*Stored items from a collection*
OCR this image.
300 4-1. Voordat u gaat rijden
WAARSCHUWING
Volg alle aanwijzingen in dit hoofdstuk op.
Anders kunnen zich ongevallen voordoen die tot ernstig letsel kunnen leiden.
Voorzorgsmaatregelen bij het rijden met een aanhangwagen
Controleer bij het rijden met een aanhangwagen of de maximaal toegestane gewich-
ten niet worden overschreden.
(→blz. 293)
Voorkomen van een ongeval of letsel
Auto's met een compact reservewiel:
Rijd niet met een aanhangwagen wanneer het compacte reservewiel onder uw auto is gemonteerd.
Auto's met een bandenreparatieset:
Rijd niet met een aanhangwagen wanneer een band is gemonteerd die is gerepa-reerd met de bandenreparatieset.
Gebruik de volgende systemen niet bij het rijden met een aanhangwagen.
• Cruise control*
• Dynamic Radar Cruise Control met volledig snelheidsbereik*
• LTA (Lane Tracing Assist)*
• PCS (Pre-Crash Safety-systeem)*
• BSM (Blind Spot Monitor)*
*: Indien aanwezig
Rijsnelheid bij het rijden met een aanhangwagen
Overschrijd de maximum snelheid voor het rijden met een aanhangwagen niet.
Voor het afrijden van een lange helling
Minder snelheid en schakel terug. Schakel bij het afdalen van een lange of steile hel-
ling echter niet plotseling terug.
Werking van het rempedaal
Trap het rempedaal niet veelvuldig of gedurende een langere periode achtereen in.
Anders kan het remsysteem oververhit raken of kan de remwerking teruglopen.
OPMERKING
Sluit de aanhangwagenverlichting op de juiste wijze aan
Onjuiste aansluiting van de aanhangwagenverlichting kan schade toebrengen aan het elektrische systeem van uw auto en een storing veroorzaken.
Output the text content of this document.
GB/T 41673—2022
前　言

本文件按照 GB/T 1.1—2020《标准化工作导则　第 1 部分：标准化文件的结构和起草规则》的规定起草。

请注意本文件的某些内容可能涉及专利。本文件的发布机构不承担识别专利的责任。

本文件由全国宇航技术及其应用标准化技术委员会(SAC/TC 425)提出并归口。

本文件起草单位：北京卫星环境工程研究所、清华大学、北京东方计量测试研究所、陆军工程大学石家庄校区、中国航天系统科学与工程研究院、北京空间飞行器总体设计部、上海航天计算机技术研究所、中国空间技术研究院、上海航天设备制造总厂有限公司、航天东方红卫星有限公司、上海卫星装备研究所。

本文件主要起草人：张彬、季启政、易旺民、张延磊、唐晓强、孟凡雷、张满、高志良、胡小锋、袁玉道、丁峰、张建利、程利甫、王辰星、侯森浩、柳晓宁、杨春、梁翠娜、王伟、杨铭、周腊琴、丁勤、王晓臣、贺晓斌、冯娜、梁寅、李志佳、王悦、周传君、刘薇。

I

*Goal*
Search the lines for the word "letsel" and report how many contain it, by number only.

*Complete output*
2